## JOB
Pictures stay out of the copy; set down each line of the listing below exactly.
· · ·
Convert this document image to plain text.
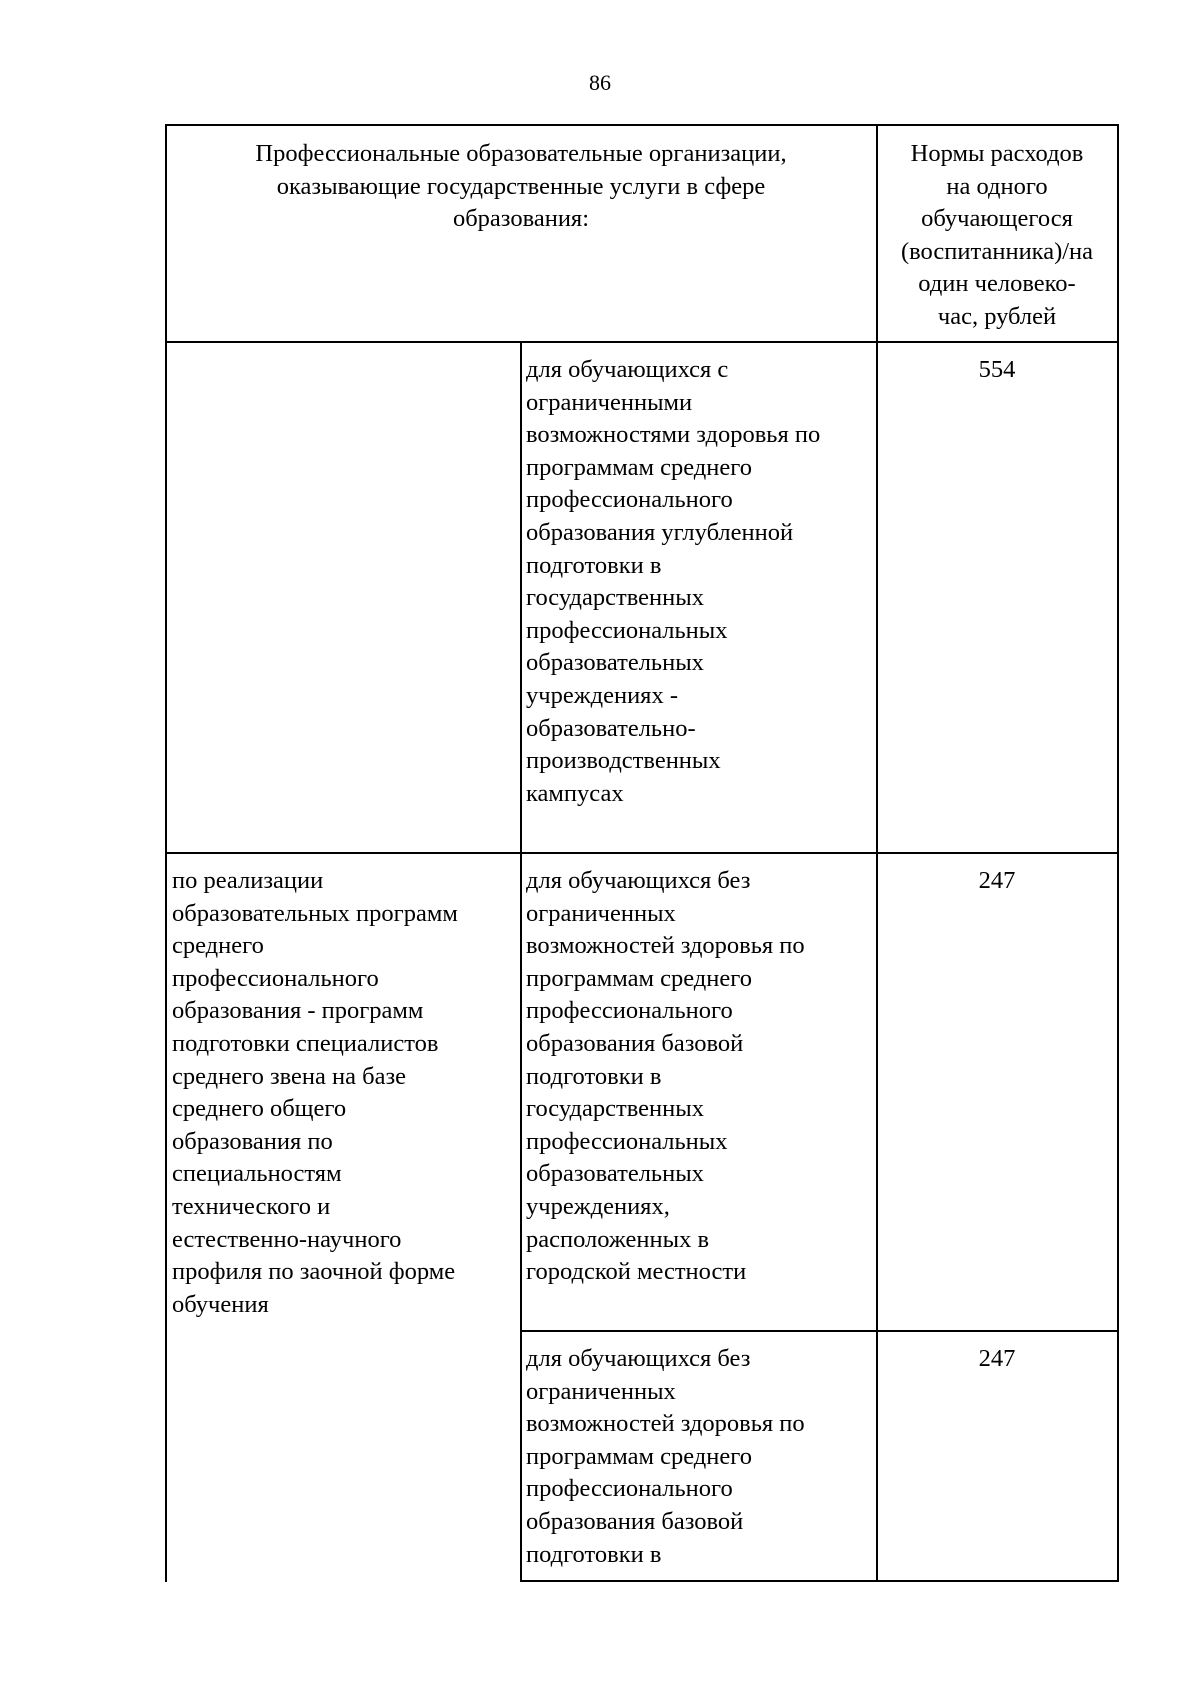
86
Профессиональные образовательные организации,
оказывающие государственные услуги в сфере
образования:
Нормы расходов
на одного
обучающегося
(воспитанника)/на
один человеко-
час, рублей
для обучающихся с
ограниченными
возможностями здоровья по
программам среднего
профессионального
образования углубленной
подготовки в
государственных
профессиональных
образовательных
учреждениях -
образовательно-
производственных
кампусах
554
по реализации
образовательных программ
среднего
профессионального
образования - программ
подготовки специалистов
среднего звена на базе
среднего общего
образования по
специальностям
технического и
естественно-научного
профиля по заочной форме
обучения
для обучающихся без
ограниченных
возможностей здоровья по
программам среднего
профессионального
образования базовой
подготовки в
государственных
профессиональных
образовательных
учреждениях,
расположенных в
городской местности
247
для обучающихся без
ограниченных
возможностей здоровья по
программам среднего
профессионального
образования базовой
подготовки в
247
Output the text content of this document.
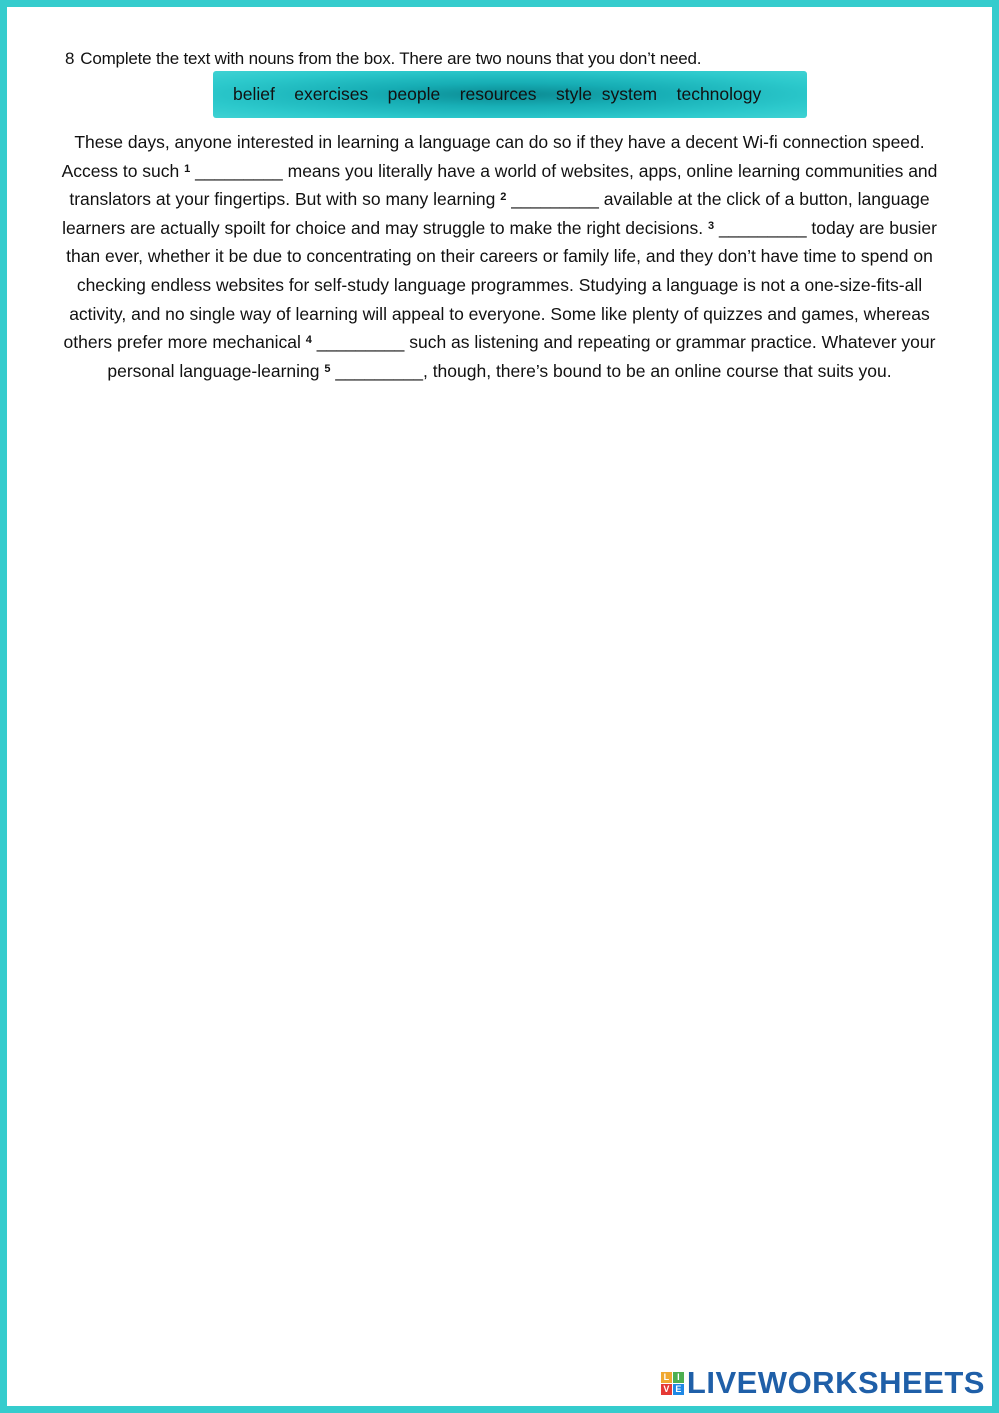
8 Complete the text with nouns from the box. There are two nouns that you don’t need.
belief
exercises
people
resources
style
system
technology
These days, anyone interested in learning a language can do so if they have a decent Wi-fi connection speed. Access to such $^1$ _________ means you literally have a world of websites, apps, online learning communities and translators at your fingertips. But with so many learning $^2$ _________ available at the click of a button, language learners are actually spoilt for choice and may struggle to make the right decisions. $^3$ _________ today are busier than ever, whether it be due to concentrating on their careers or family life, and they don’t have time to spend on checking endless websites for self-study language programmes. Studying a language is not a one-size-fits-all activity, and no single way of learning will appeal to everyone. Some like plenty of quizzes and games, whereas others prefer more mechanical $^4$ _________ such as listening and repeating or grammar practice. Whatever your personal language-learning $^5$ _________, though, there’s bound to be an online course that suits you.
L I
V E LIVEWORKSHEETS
· · ·
## RESPONSE BELOW
Convert this document image to plain text.
86
Профессиональные образовательные организации,
оказывающие государственные услуги в сфере
образования:
Нормы расходов
на одного
обучающегося
(воспитанника)/на
один человеко-
час, рублей
для обучающихся с
ограниченными
возможностями здоровья по
программам среднего
профессионального
образования углубленной
подготовки в
государственных
профессиональных
образовательных
учреждениях -
образовательно-
производственных
кампусах
554
по реализации
образовательных программ
среднего
профессионального
образования - программ
подготовки специалистов
среднего звена на базе
среднего общего
образования по
специальностям
технического и
естественно-научного
профиля по заочной форме
обучения
для обучающихся без
ограниченных
возможностей здоровья по
программам среднего
профессионального
образования базовой
подготовки в
государственных
профессиональных
образовательных
учреждениях,
расположенных в
городской местности
247
для обучающихся без
ограниченных
возможностей здоровья по
программам среднего
профессионального
образования базовой
подготовки в
247
Output the text content of this document.
8 Complete the text with nouns from the box. There are two nouns that you don’t need.
belief
exercises
people
resources
style
system
technology
These days, anyone interested in learning a language can do so if they have a decent Wi-fi connection speed. Access to such $^1$ _________ means you literally have a world of websites, apps, online learning communities and translators at your fingertips. But with so many learning $^2$ _________ available at the click of a button, language learners are actually spoilt for choice and may struggle to make the right decisions. $^3$ _________ today are busier than ever, whether it be due to concentrating on their careers or family life, and they don’t have time to spend on checking endless websites for self-study language programmes. Studying a language is not a one-size-fits-all activity, and no single way of learning will appeal to everyone. Some like plenty of quizzes and games, whereas others prefer more mechanical $^4$ _________ such as listening and repeating or grammar practice. Whatever your personal language-learning $^5$ _________, though, there’s bound to be an online course that suits you.
L I
V E LIVEWORKSHEETS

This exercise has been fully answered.